* [Instruction]
Copy down every line where the string "davon" shows up.
BEGIN Dataset records
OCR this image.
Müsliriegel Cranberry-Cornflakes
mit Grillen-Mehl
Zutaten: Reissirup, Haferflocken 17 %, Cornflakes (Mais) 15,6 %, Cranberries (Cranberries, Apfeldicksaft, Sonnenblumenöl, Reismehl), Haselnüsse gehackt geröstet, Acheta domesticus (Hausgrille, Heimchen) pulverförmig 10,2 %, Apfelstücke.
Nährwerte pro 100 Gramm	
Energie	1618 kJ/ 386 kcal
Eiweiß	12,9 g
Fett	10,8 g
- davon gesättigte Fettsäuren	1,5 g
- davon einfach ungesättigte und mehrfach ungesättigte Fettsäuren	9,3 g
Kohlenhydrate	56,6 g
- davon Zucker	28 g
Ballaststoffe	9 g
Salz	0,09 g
END Dataset records
* [Answer below]
- davon gesättigte Fettsäuren	1,5 g
- davon einfach ungesättigte und mehrfach ungesättigte Fettsäuren	9,3 g
- davon Zucker	28 g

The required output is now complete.